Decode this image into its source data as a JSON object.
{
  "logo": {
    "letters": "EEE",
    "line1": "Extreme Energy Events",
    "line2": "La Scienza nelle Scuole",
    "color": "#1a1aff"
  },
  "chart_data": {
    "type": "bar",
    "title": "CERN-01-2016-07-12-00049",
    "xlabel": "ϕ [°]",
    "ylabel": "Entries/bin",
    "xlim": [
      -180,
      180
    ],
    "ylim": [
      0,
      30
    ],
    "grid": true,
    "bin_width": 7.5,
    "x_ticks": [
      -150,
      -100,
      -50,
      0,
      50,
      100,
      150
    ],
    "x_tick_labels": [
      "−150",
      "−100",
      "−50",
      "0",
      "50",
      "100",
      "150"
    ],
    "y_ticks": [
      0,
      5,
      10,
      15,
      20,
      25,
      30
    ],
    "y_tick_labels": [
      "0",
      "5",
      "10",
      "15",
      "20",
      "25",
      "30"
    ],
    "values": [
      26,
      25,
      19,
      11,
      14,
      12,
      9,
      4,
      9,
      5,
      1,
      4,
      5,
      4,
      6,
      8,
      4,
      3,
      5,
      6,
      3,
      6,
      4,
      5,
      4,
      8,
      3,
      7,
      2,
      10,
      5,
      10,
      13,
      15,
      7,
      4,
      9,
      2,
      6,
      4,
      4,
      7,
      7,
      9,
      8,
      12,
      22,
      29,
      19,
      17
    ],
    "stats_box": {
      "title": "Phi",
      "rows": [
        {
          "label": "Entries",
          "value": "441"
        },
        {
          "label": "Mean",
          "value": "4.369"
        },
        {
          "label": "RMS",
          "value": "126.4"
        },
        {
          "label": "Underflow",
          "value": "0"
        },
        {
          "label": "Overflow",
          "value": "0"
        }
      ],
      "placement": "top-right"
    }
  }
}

● **Aim**
Within the data above, count the lines that contain the string "title"; the reply is the number alone.

● **Solved exercise**
2